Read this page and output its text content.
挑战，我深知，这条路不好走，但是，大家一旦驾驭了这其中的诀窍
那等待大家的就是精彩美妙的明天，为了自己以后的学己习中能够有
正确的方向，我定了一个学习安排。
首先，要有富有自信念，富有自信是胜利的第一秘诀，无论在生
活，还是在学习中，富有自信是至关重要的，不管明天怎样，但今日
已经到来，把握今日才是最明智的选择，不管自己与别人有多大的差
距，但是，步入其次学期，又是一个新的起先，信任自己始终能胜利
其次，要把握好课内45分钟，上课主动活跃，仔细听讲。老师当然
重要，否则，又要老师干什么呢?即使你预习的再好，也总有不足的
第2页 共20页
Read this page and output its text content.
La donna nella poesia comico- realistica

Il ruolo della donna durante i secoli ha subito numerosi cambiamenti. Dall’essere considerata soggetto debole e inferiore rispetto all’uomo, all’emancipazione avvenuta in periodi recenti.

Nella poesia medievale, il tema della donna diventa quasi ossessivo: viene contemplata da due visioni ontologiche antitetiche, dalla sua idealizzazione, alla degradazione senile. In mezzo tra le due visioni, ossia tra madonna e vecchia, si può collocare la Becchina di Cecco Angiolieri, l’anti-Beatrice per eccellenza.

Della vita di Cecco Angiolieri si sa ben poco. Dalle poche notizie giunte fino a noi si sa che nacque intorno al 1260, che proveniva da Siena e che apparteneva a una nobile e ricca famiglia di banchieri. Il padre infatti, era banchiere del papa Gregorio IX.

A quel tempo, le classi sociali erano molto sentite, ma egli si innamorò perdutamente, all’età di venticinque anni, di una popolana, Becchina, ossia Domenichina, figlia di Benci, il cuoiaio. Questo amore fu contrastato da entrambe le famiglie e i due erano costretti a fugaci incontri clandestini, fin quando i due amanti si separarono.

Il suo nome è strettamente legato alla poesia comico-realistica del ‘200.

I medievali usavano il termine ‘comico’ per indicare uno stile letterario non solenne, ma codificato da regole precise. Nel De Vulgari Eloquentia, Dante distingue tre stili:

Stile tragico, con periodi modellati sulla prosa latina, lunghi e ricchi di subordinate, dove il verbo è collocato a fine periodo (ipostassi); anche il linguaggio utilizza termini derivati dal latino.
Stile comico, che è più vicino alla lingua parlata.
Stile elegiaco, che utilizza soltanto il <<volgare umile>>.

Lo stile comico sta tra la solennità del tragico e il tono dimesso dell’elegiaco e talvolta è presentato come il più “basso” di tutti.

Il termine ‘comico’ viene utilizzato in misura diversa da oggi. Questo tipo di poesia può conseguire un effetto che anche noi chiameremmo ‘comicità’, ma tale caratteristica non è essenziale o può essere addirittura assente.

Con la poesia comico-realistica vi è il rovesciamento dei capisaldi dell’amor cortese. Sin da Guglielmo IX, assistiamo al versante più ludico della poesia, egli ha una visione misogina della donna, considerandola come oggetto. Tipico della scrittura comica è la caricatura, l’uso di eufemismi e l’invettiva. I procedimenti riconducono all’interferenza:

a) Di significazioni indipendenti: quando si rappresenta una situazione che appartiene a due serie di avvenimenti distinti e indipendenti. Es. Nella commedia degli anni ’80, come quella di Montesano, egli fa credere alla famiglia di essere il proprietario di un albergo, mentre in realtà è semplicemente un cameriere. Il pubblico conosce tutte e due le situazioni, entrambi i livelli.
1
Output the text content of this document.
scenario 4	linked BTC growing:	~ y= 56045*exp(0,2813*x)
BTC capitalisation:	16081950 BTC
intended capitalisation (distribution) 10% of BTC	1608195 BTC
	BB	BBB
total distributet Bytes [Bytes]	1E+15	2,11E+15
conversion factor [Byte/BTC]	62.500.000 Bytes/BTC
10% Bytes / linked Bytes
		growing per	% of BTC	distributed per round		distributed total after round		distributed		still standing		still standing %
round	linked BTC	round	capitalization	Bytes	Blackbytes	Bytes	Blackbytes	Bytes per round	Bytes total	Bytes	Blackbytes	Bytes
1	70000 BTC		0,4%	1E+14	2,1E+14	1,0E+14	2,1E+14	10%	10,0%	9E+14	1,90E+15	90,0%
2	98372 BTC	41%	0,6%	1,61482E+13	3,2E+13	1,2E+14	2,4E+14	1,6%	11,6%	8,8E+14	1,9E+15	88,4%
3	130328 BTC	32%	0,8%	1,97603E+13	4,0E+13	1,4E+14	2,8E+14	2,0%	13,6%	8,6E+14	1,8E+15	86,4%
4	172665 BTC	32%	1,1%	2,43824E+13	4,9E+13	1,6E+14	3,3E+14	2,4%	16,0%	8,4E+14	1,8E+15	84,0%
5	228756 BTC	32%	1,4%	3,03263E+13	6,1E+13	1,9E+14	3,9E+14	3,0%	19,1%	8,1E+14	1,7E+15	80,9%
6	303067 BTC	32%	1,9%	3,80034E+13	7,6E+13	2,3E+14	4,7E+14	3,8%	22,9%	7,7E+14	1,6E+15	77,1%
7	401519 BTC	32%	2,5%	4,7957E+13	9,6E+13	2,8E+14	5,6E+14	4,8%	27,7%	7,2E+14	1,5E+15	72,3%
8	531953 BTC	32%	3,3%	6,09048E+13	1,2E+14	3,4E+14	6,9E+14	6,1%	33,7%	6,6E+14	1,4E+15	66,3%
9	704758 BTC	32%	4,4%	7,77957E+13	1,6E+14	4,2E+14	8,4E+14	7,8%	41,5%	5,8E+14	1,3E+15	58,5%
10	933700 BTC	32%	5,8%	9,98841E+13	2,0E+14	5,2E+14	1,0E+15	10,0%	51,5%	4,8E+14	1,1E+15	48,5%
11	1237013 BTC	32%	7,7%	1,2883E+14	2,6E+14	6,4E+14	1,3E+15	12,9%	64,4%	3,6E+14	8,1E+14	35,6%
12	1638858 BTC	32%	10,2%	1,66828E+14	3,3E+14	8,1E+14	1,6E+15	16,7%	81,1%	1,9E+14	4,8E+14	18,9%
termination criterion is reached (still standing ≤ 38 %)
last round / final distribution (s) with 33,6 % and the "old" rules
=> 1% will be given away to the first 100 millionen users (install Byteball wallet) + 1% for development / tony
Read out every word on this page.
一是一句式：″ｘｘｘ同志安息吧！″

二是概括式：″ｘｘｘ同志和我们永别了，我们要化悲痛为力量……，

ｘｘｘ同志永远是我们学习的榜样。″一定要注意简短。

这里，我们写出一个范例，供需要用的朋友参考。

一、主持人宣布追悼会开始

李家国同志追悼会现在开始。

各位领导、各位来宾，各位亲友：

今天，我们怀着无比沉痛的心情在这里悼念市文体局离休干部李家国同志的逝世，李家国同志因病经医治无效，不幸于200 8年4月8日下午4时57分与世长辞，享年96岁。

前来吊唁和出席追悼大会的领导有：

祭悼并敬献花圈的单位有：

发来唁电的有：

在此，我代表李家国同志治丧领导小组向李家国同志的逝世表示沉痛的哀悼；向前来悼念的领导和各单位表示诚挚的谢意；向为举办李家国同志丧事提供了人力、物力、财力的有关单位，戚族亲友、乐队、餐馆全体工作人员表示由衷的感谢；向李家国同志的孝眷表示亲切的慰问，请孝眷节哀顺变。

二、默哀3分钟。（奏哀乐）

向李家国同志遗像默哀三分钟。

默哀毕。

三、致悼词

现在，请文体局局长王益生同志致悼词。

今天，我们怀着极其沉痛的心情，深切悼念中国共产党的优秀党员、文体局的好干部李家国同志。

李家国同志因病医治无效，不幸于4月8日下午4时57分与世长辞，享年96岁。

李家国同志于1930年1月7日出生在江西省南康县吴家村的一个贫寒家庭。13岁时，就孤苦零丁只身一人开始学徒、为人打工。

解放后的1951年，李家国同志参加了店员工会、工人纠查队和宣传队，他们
------------------------------------------------------------------------
Task instructions:
Repeat the material in full, exactly as it stands.

Reply:
Read this page and output its text content.
挑战，我深知，这条路不好走，但是，大家一旦驾驭了这其中的诀窍
那等待大家的就是精彩美妙的明天，为了自己以后的学己习中能够有
正确的方向，我定了一个学习安排。
首先，要有富有自信念，富有自信是胜利的第一秘诀，无论在生
活，还是在学习中，富有自信是至关重要的，不管明天怎样，但今日
已经到来，把握今日才是最明智的选择，不管自己与别人有多大的差
距，但是，步入其次学期，又是一个新的起先，信任自己始终能胜利
其次，要把握好课内45分钟，上课主动活跃，仔细听讲。老师当然
重要，否则，又要老师干什么呢?即使你预习的再好，也总有不足的
第2页 共20页
Read this page and output its text content.
La donna nella poesia comico- realistica

Il ruolo della donna durante i secoli ha subito numerosi cambiamenti. Dall’essere considerata soggetto debole e inferiore rispetto all’uomo, all’emancipazione avvenuta in periodi recenti.

Nella poesia medievale, il tema della donna diventa quasi ossessivo: viene contemplata da due visioni ontologiche antitetiche, dalla sua idealizzazione, alla degradazione senile. In mezzo tra le due visioni, ossia tra madonna e vecchia, si può collocare la Becchina di Cecco Angiolieri, l’anti-Beatrice per eccellenza.

Della vita di Cecco Angiolieri si sa ben poco. Dalle poche notizie giunte fino a noi si sa che nacque intorno al 1260, che proveniva da Siena e che apparteneva a una nobile e ricca famiglia di banchieri. Il padre infatti, era banchiere del papa Gregorio IX.

A quel tempo, le classi sociali erano molto sentite, ma egli si innamorò perdutamente, all’età di venticinque anni, di una popolana, Becchina, ossia Domenichina, figlia di Benci, il cuoiaio. Questo amore fu contrastato da entrambe le famiglie e i due erano costretti a fugaci incontri clandestini, fin quando i due amanti si separarono.

Il suo nome è strettamente legato alla poesia comico-realistica del ‘200.

I medievali usavano il termine ‘comico’ per indicare uno stile letterario non solenne, ma codificato da regole precise. Nel De Vulgari Eloquentia, Dante distingue tre stili:

Stile tragico, con periodi modellati sulla prosa latina, lunghi e ricchi di subordinate, dove il verbo è collocato a fine periodo (ipostassi); anche il linguaggio utilizza termini derivati dal latino.
Stile comico, che è più vicino alla lingua parlata.
Stile elegiaco, che utilizza soltanto il <<volgare umile>>.

Lo stile comico sta tra la solennità del tragico e il tono dimesso dell’elegiaco e talvolta è presentato come il più “basso” di tutti.

Il termine ‘comico’ viene utilizzato in misura diversa da oggi. Questo tipo di poesia può conseguire un effetto che anche noi chiameremmo ‘comicità’, ma tale caratteristica non è essenziale o può essere addirittura assente.

Con la poesia comico-realistica vi è il rovesciamento dei capisaldi dell’amor cortese. Sin da Guglielmo IX, assistiamo al versante più ludico della poesia, egli ha una visione misogina della donna, considerandola come oggetto. Tipico della scrittura comica è la caricatura, l’uso di eufemismi e l’invettiva. I procedimenti riconducono all’interferenza:

a) Di significazioni indipendenti: quando si rappresenta una situazione che appartiene a due serie di avvenimenti distinti e indipendenti. Es. Nella commedia degli anni ’80, come quella di Montesano, egli fa credere alla famiglia di essere il proprietario di un albergo, mentre in realtà è semplicemente un cameriere. Il pubblico conosce tutte e due le situazioni, entrambi i livelli.
1
Output the text content of this document.
scenario 4	linked BTC growing:	~ y= 56045*exp(0,2813*x)
BTC capitalisation:	16081950 BTC
intended capitalisation (distribution) 10% of BTC	1608195 BTC
	BB	BBB
total distributet Bytes [Bytes]	1E+15	2,11E+15
conversion factor [Byte/BTC]	62.500.000 Bytes/BTC
10% Bytes / linked Bytes
		growing per	% of BTC	distributed per round		distributed total after round		distributed		still standing		still standing %
round	linked BTC	round	capitalization	Bytes	Blackbytes	Bytes	Blackbytes	Bytes per round	Bytes total	Bytes	Blackbytes	Bytes
1	70000 BTC		0,4%	1E+14	2,1E+14	1,0E+14	2,1E+14	10%	10,0%	9E+14	1,90E+15	90,0%
2	98372 BTC	41%	0,6%	1,61482E+13	3,2E+13	1,2E+14	2,4E+14	1,6%	11,6%	8,8E+14	1,9E+15	88,4%
3	130328 BTC	32%	0,8%	1,97603E+13	4,0E+13	1,4E+14	2,8E+14	2,0%	13,6%	8,6E+14	1,8E+15	86,4%
4	172665 BTC	32%	1,1%	2,43824E+13	4,9E+13	1,6E+14	3,3E+14	2,4%	16,0%	8,4E+14	1,8E+15	84,0%
5	228756 BTC	32%	1,4%	3,03263E+13	6,1E+13	1,9E+14	3,9E+14	3,0%	19,1%	8,1E+14	1,7E+15	80,9%
6	303067 BTC	32%	1,9%	3,80034E+13	7,6E+13	2,3E+14	4,7E+14	3,8%	22,9%	7,7E+14	1,6E+15	77,1%
7	401519 BTC	32%	2,5%	4,7957E+13	9,6E+13	2,8E+14	5,6E+14	4,8%	27,7%	7,2E+14	1,5E+15	72,3%
8	531953 BTC	32%	3,3%	6,09048E+13	1,2E+14	3,4E+14	6,9E+14	6,1%	33,7%	6,6E+14	1,4E+15	66,3%
9	704758 BTC	32%	4,4%	7,77957E+13	1,6E+14	4,2E+14	8,4E+14	7,8%	41,5%	5,8E+14	1,3E+15	58,5%
10	933700 BTC	32%	5,8%	9,98841E+13	2,0E+14	5,2E+14	1,0E+15	10,0%	51,5%	4,8E+14	1,1E+15	48,5%
11	1237013 BTC	32%	7,7%	1,2883E+14	2,6E+14	6,4E+14	1,3E+15	12,9%	64,4%	3,6E+14	8,1E+14	35,6%
12	1638858 BTC	32%	10,2%	1,66828E+14	3,3E+14	8,1E+14	1,6E+15	16,7%	81,1%	1,9E+14	4,8E+14	18,9%
termination criterion is reached (still standing ≤ 38 %)
last round / final distribution (s) with 33,6 % and the "old" rules
=> 1% will be given away to the first 100 millionen users (install Byteball wallet) + 1% for development / tony
Read out every word on this page.
一是一句式：″ｘｘｘ同志安息吧！″

二是概括式：″ｘｘｘ同志和我们永别了，我们要化悲痛为力量……，

ｘｘｘ同志永远是我们学习的榜样。″一定要注意简短。

这里，我们写出一个范例，供需要用的朋友参考。

一、主持人宣布追悼会开始

李家国同志追悼会现在开始。

各位领导、各位来宾，各位亲友：

今天，我们怀着无比沉痛的心情在这里悼念市文体局离休干部李家国同志的逝世，李家国同志因病经医治无效，不幸于200 8年4月8日下午4时57分与世长辞，享年96岁。

前来吊唁和出席追悼大会的领导有：

祭悼并敬献花圈的单位有：

发来唁电的有：

在此，我代表李家国同志治丧领导小组向李家国同志的逝世表示沉痛的哀悼；向前来悼念的领导和各单位表示诚挚的谢意；向为举办李家国同志丧事提供了人力、物力、财力的有关单位，戚族亲友、乐队、餐馆全体工作人员表示由衷的感谢；向李家国同志的孝眷表示亲切的慰问，请孝眷节哀顺变。

二、默哀3分钟。（奏哀乐）

向李家国同志遗像默哀三分钟。

默哀毕。

三、致悼词

现在，请文体局局长王益生同志致悼词。

今天，我们怀着极其沉痛的心情，深切悼念中国共产党的优秀党员、文体局的好干部李家国同志。

李家国同志因病医治无效，不幸于4月8日下午4时57分与世长辞，享年96岁。

李家国同志于1930年1月7日出生在江西省南康县吴家村的一个贫寒家庭。13岁时，就孤苦零丁只身一人开始学徒、为人打工。

解放后的1951年，李家国同志参加了店员工会、工人纠查队和宣传队，他们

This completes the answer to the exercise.